(begin)

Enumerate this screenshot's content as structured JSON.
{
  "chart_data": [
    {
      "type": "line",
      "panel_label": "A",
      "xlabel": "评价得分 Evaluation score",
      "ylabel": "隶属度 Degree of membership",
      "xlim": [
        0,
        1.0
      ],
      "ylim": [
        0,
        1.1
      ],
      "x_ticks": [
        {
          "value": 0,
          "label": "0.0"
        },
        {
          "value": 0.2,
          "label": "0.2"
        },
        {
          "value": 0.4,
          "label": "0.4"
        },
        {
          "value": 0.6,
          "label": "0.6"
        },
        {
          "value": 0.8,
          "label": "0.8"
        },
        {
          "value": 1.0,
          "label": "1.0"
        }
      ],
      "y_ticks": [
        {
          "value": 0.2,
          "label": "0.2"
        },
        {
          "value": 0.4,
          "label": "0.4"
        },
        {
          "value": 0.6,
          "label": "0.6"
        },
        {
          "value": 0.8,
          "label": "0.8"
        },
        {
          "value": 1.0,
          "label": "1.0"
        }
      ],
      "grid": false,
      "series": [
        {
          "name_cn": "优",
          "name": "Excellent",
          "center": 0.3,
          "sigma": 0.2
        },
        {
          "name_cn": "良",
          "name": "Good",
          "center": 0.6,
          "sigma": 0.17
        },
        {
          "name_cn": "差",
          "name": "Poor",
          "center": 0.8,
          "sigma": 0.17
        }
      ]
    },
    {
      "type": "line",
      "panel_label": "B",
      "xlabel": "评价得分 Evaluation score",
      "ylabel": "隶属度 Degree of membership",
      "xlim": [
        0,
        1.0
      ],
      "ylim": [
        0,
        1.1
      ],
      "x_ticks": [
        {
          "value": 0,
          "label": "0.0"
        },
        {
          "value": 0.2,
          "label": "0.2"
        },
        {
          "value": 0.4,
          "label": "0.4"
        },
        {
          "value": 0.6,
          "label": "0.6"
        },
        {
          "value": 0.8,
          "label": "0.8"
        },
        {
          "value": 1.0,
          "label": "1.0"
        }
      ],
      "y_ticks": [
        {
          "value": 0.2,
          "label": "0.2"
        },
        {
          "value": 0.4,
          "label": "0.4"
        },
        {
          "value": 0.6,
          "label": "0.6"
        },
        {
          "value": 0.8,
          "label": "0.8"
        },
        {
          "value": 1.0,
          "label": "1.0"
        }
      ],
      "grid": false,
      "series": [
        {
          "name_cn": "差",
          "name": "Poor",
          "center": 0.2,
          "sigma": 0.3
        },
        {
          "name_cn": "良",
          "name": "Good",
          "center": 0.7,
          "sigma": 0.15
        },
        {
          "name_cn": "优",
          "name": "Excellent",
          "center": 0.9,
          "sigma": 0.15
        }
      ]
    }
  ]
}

(end)

* What to work on *
Every line of the material must be returned exactly as it appears.

* Correct answer *
Enumerate this screenshot's content as structured JSON.
{
  "chart_data": [
    {
      "type": "line",
      "panel_label": "A",
      "xlabel": "评价得分 Evaluation score",
      "ylabel": "隶属度 Degree of membership",
      "xlim": [
        0,
        1.0
      ],
      "ylim": [
        0,
        1.1
      ],
      "x_ticks": [
        {
          "value": 0,
          "label": "0.0"
        },
        {
          "value": 0.2,
          "label": "0.2"
        },
        {
          "value": 0.4,
          "label": "0.4"
        },
        {
          "value": 0.6,
          "label": "0.6"
        },
        {
          "value": 0.8,
          "label": "0.8"
        },
        {
          "value": 1.0,
          "label": "1.0"
        }
      ],
      "y_ticks": [
        {
          "value": 0.2,
          "label": "0.2"
        },
        {
          "value": 0.4,
          "label": "0.4"
        },
        {
          "value": 0.6,
          "label": "0.6"
        },
        {
          "value": 0.8,
          "label": "0.8"
        },
        {
          "value": 1.0,
          "label": "1.0"
        }
      ],
      "grid": false,
      "series": [
        {
          "name_cn": "优",
          "name": "Excellent",
          "center": 0.3,
          "sigma": 0.2
        },
        {
          "name_cn": "良",
          "name": "Good",
          "center": 0.6,
          "sigma": 0.17
        },
        {
          "name_cn": "差",
          "name": "Poor",
          "center": 0.8,
          "sigma": 0.17
        }
      ]
    },
    {
      "type": "line",
      "panel_label": "B",
      "xlabel": "评价得分 Evaluation score",
      "ylabel": "隶属度 Degree of membership",
      "xlim": [
        0,
        1.0
      ],
      "ylim": [
        0,
        1.1
      ],
      "x_ticks": [
        {
          "value": 0,
          "label": "0.0"
        },
        {
          "value": 0.2,
          "label": "0.2"
        },
        {
          "value": 0.4,
          "label": "0.4"
        },
        {
          "value": 0.6,
          "label": "0.6"
        },
        {
          "value": 0.8,
          "label": "0.8"
        },
        {
          "value": 1.0,
          "label": "1.0"
        }
      ],
      "y_ticks": [
        {
          "value": 0.2,
          "label": "0.2"
        },
        {
          "value": 0.4,
          "label": "0.4"
        },
        {
          "value": 0.6,
          "label": "0.6"
        },
        {
          "value": 0.8,
          "label": "0.8"
        },
        {
          "value": 1.0,
          "label": "1.0"
        }
      ],
      "grid": false,
      "series": [
        {
          "name_cn": "差",
          "name": "Poor",
          "center": 0.2,
          "sigma": 0.3
        },
        {
          "name_cn": "良",
          "name": "Good",
          "center": 0.7,
          "sigma": 0.15
        },
        {
          "name_cn": "优",
          "name": "Excellent",
          "center": 0.9,
          "sigma": 0.15
        }
      ]
    }
  ]
}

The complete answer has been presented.